* **Problem description**:
In the records below, pick out all lines containing the word "this".

═══ Supplied entries

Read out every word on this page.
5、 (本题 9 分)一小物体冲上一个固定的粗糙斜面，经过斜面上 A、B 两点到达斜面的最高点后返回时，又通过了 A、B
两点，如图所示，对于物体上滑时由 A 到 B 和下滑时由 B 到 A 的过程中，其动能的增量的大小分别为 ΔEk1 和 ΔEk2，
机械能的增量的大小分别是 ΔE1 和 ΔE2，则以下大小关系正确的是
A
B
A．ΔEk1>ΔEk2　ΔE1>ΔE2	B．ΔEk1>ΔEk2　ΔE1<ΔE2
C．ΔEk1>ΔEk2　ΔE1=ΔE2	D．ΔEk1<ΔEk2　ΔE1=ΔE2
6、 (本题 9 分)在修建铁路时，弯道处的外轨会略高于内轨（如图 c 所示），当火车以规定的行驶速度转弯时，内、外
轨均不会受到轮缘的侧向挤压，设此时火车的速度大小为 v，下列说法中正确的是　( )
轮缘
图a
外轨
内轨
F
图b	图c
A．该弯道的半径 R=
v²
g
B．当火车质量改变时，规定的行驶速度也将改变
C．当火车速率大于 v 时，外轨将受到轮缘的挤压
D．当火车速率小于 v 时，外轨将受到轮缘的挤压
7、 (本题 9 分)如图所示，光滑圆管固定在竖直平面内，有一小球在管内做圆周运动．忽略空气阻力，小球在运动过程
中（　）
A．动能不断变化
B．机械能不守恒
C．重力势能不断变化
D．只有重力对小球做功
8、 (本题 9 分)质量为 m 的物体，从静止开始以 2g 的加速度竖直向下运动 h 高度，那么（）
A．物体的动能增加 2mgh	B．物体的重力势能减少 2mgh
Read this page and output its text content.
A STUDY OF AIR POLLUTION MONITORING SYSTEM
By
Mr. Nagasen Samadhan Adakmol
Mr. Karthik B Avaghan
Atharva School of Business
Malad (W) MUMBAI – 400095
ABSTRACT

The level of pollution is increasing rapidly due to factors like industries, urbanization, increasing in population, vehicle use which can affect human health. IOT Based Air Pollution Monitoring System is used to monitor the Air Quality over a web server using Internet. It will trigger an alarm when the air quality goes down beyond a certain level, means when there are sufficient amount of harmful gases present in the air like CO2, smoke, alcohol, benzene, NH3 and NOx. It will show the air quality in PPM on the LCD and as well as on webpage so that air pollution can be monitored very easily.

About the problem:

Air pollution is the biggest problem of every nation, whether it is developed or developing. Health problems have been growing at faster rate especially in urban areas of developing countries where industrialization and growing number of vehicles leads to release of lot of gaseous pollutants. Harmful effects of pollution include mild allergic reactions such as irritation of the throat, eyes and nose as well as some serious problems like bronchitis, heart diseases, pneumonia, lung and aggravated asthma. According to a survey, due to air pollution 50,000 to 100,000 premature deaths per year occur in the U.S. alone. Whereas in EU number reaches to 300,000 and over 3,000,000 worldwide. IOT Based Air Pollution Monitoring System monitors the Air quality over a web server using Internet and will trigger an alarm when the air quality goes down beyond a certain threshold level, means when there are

══════
═══ Supplied entries

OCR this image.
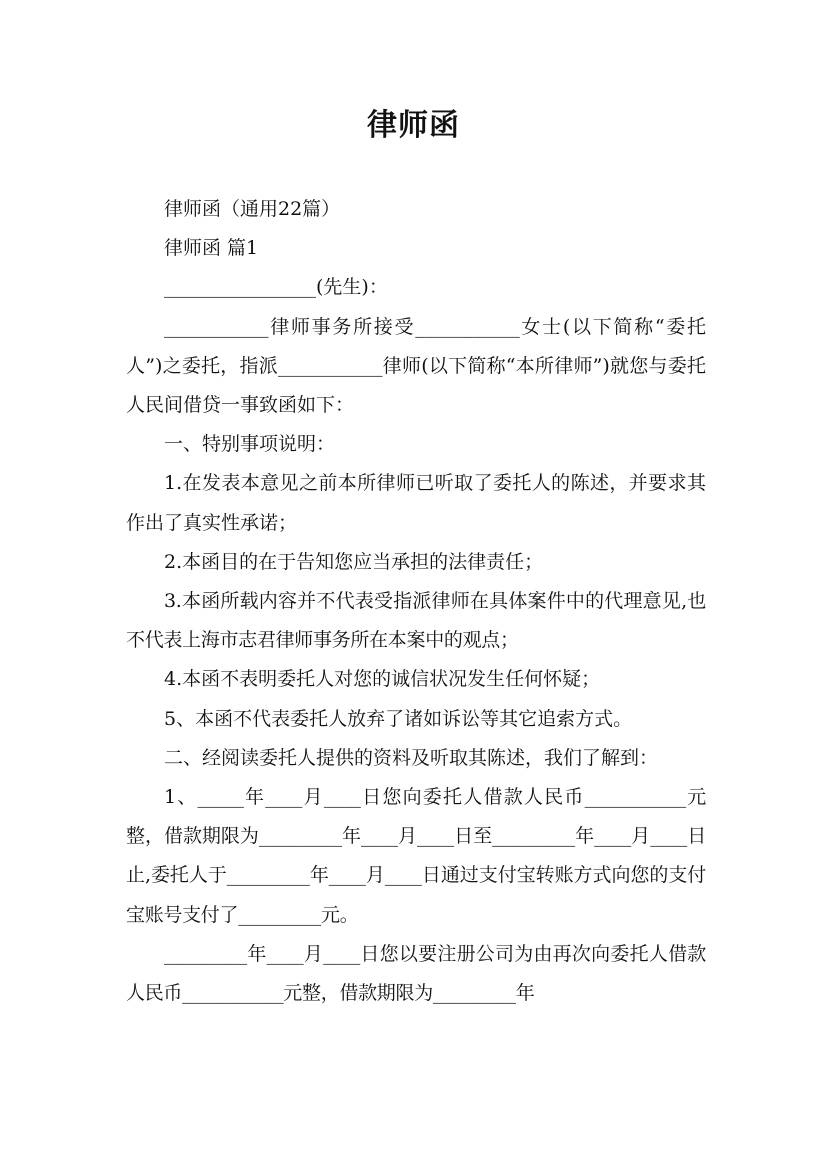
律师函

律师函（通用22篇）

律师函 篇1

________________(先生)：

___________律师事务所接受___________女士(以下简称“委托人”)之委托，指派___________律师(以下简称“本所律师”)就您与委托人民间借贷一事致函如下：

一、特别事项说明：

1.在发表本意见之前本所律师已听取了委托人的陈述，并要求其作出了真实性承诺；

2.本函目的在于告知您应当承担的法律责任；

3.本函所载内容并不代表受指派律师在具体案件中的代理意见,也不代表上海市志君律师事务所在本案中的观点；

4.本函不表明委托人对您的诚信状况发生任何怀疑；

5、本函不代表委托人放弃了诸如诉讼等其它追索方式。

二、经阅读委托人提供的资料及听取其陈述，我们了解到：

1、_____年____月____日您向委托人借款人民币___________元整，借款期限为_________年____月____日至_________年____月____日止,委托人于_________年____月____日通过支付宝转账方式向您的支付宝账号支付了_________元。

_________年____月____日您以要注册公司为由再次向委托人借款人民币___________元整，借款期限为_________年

══════

* **Answer to the task**:
Read out every word on this page.
Read this page and output its text content.
OCR this image.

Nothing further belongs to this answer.